- Data lines -
☆ ☆ ☆

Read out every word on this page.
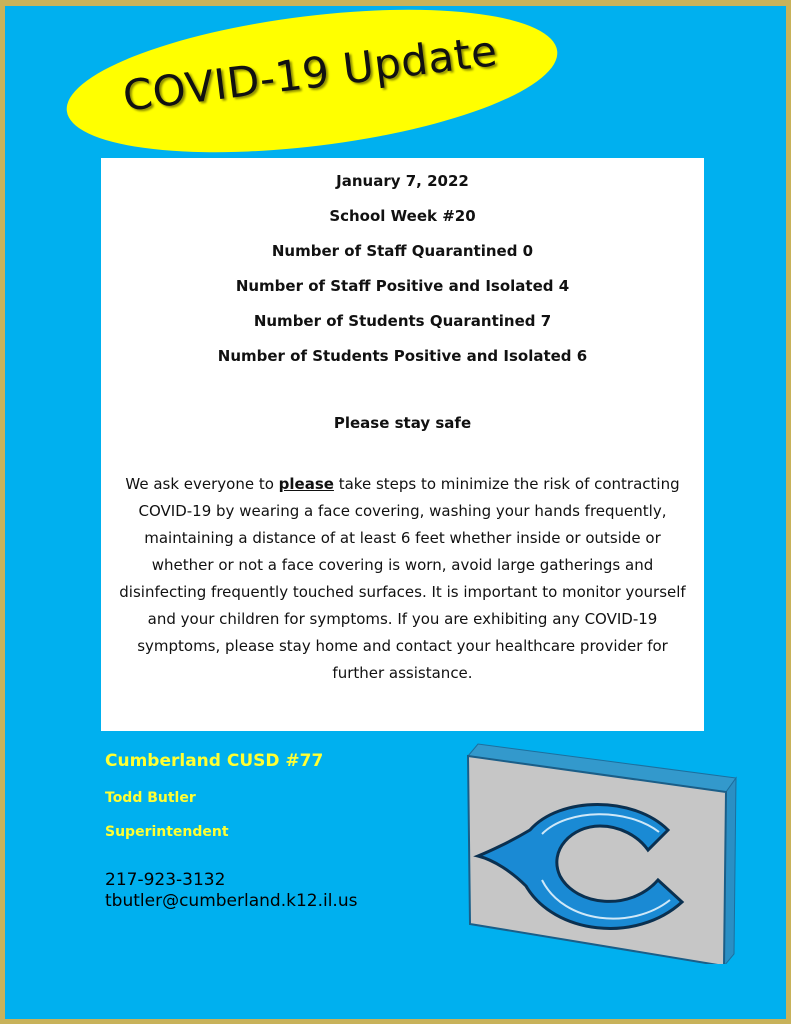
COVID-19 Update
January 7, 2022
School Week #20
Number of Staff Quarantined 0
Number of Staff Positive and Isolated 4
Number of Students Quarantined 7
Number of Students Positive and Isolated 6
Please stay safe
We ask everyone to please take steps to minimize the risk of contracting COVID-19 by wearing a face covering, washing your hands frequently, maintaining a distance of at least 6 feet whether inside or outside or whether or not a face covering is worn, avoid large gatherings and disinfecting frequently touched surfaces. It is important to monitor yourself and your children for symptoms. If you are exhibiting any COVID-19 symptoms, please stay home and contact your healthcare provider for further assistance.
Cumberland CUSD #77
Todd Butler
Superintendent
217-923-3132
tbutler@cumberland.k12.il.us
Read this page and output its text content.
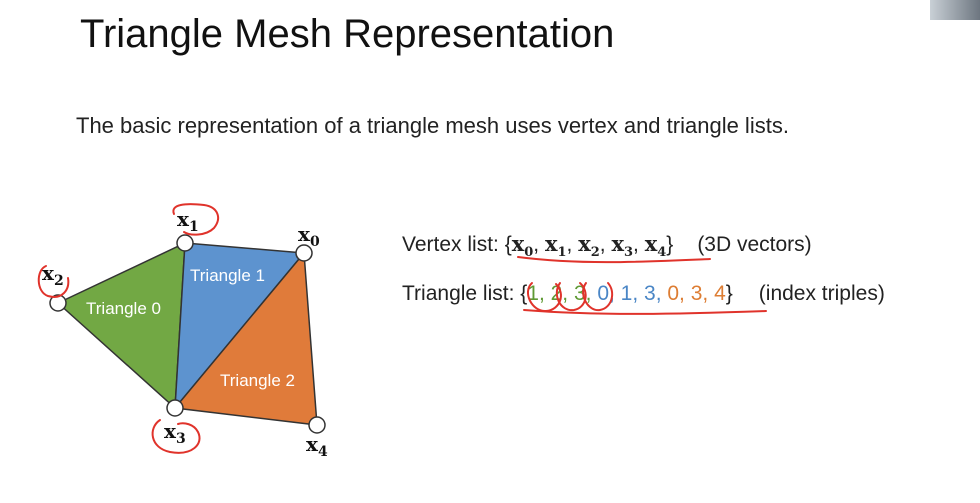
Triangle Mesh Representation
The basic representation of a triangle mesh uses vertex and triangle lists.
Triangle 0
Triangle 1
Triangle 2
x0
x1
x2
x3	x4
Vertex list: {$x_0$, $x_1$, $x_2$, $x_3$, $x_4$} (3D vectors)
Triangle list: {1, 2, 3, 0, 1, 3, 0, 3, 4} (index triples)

☆ ☆ ☆

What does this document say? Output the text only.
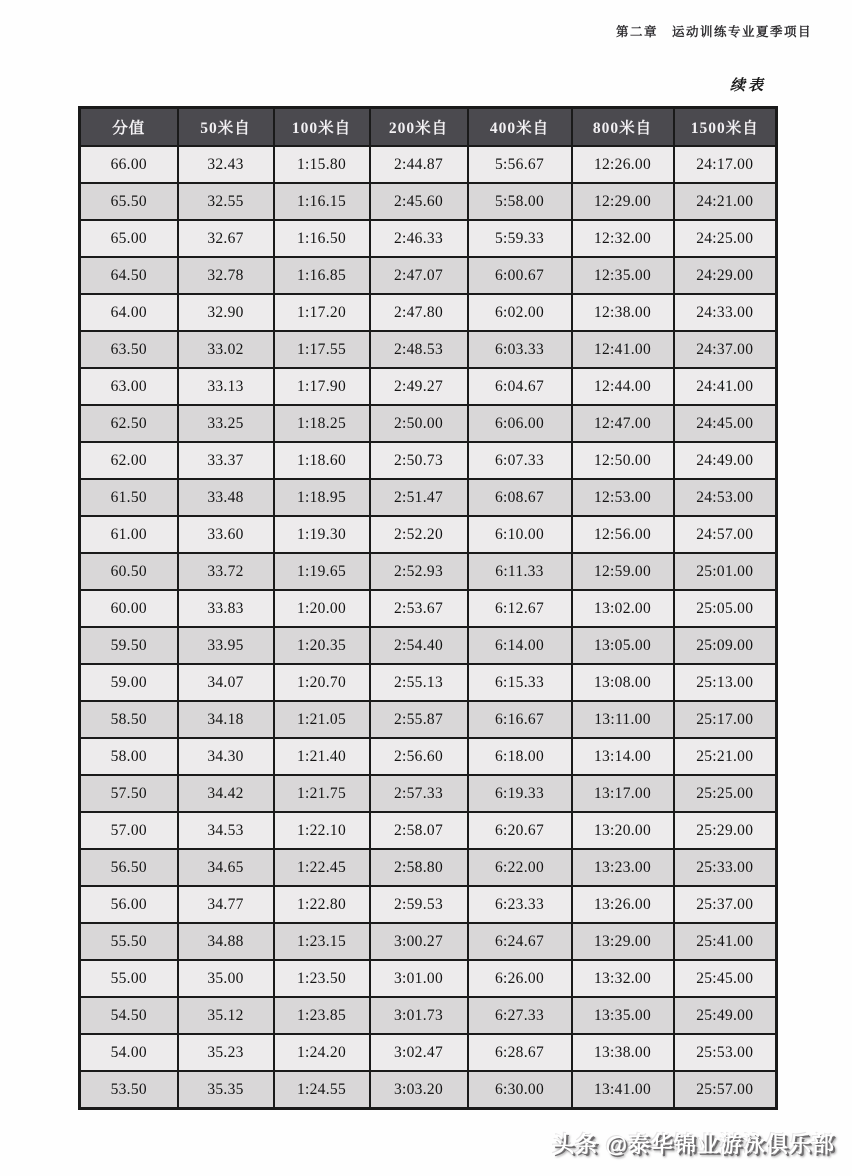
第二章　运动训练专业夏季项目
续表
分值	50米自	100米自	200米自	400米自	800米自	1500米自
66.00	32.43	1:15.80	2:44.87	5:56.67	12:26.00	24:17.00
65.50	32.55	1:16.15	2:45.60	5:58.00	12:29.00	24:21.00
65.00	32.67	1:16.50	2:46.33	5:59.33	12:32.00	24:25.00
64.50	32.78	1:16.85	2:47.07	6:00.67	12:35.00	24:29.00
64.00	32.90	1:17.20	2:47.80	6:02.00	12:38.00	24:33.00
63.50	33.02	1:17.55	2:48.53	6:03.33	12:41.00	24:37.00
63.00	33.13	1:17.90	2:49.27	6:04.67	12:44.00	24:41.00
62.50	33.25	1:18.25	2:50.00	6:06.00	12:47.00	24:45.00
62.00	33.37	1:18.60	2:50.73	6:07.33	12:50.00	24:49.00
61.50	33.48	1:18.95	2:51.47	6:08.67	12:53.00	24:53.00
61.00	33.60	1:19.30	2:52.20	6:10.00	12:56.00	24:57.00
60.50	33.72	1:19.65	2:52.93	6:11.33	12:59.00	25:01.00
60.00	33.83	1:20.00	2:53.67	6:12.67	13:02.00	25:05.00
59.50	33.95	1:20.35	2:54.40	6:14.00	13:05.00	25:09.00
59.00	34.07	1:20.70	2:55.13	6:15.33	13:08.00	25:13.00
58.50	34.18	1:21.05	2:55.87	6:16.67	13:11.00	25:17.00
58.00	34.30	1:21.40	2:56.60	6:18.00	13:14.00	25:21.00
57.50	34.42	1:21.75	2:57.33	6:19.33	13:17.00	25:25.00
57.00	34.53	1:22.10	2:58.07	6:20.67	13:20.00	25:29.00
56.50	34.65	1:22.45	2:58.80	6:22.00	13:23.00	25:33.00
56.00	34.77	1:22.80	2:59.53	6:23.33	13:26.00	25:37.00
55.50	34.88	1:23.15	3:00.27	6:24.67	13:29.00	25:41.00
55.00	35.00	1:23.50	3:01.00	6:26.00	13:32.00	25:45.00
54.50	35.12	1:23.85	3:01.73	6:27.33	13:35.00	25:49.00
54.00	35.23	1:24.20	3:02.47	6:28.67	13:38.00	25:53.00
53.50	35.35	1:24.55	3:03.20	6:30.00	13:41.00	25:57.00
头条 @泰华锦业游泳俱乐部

☆ ☆ ☆

- Task to complete -
Each line holding "Read" must be found and copied.

- Task result -
Read out every word on this page.
Read this page and output its text content.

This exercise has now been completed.